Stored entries
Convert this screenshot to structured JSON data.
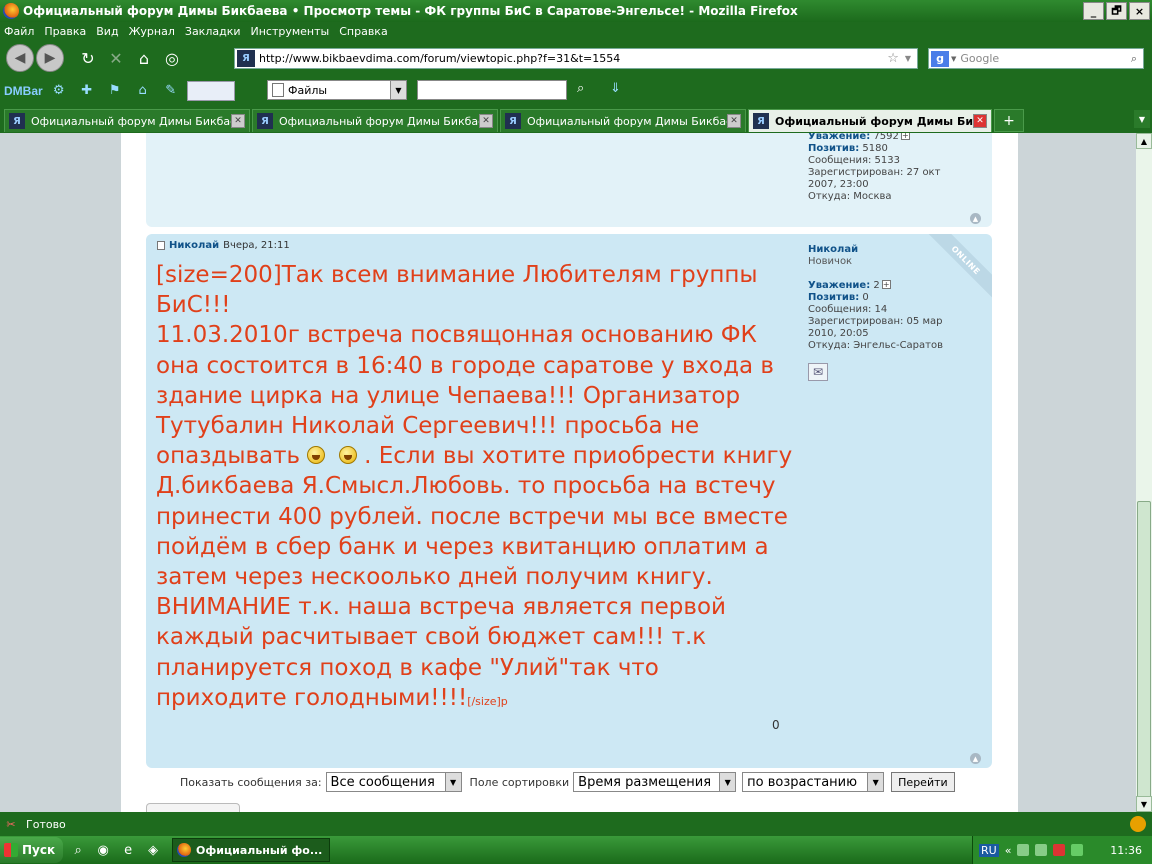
{
  "window": {
    "title": "Официальный форум Димы Бикбаева • Просмотр темы - ФК группы БиС в Саратове-Энгельсе! - Mozilla Firefox",
    "buttons": [
      "_",
      "🗗",
      "×"
    ]
  },
  "menu": [
    "Файл",
    "Правка",
    "Вид",
    "Журнал",
    "Закладки",
    "Инструменты",
    "Справка"
  ],
  "nav": {
    "url": "http://www.bikbaevdima.com/forum/viewtopic.php?f=31&t=1554",
    "search_placeholder": "Google"
  },
  "dmbar": {
    "logo": "DMBar",
    "files_label": "Файлы"
  },
  "tabs": [
    {
      "label": "Официальный форум Димы Бикбаева...",
      "active": false
    },
    {
      "label": "Официальный форум Димы Бикбаев...",
      "active": false
    },
    {
      "label": "Официальный форум Димы Бикбаев...",
      "active": false
    },
    {
      "label": "Официальный форум Димы Бик...",
      "active": true
    }
  ],
  "post1_profile": {
    "respect_label": "Уважение:",
    "respect_value": "7592",
    "positive_label": "Позитив:",
    "positive_value": "5180",
    "messages": "Сообщения: 5133",
    "registered_line1": "Зарегистрирован: 27 окт",
    "registered_line2": "2007, 23:00",
    "from": "Откуда: Москва"
  },
  "post2": {
    "author": "Николай",
    "time": "Вчера, 21:11",
    "online": "ONLINE",
    "text_lines": [
      "[size=200]Так всем внимание Любителям группы БиС!!!",
      "11.03.2010г встреча посвящонная основанию ФК она состоится в 16:40 в городе саратове у входа в здание цирка на улице Чепаева!!! Организатор Тутубалин Николай Сергеевич!!! просьба не опаздывать"
    ],
    "text_after_smileys": ". Если вы хотите приобрести книгу Д.бикбаева Я.Смысл.Любовь. то просьба на встечу принести 400 рублей. после встречи мы все вместе пойдём в сбер банк и через квитанцию оплатим а затем через нескоолько дней получим книгу. ВНИМАНИЕ т.к. наша встреча является первой каждый расчитывает свой бюджет сам!!! т.к планируется поход в кафе \"Улий\"так что приходите голодными!!!!",
    "text_tail": "[/size]p",
    "zero": "0",
    "profile": {
      "name": "Николай",
      "rank": "Новичок",
      "respect_label": "Уважение:",
      "respect_value": "2",
      "positive_label": "Позитив:",
      "positive_value": "0",
      "messages": "Сообщения: 14",
      "registered_line1": "Зарегистрирован: 05 мар",
      "registered_line2": "2010, 20:05",
      "from": "Откуда: Энгельс-Саратов"
    }
  },
  "sort": {
    "show_label": "Показать сообщения за:",
    "show_value": "Все сообщения",
    "field_label": "Поле сортировки",
    "field_value": "Время размещения",
    "order_value": "по возрастанию",
    "go_label": "Перейти"
  },
  "status": {
    "text": "Готово"
  },
  "taskbar": {
    "start": "Пуск",
    "item": "Официальный фо...",
    "lang": "RU",
    "clock": "11:36"
  }
}
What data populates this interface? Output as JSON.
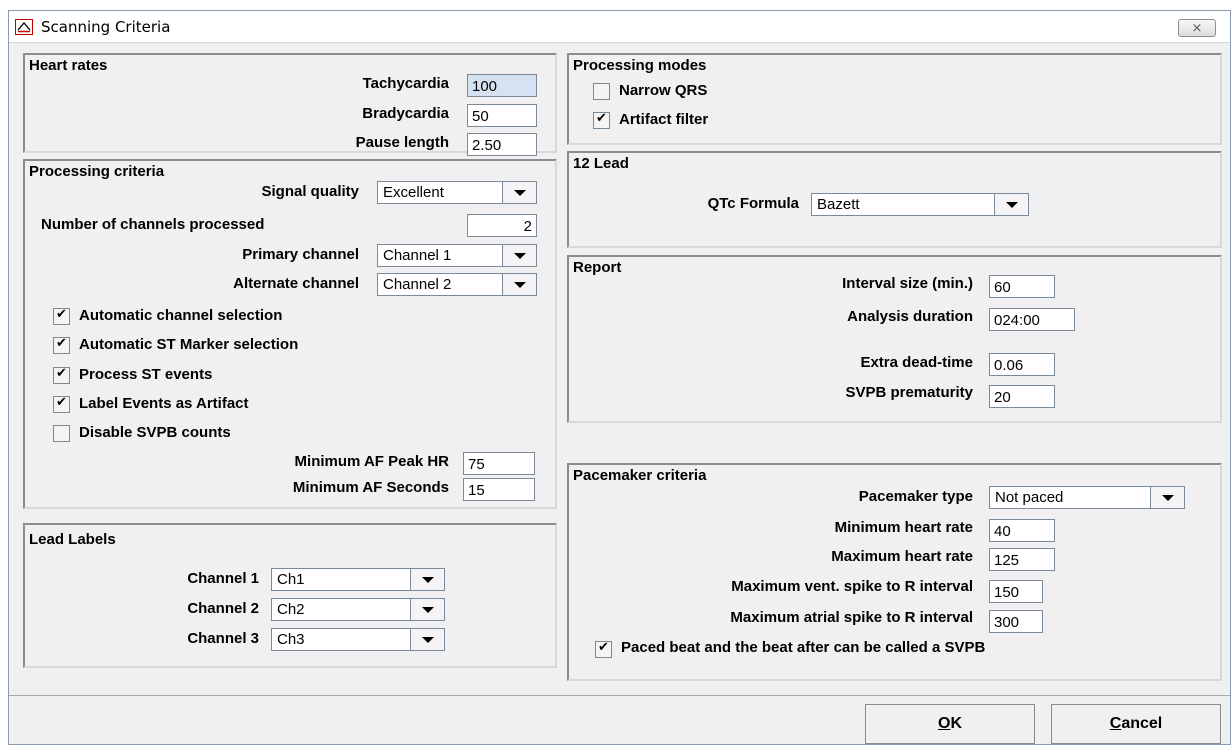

EXERCISE.
Report how many lines of the listing hold the string "from", giving only the number.

WRITTEN RESPONSE.
2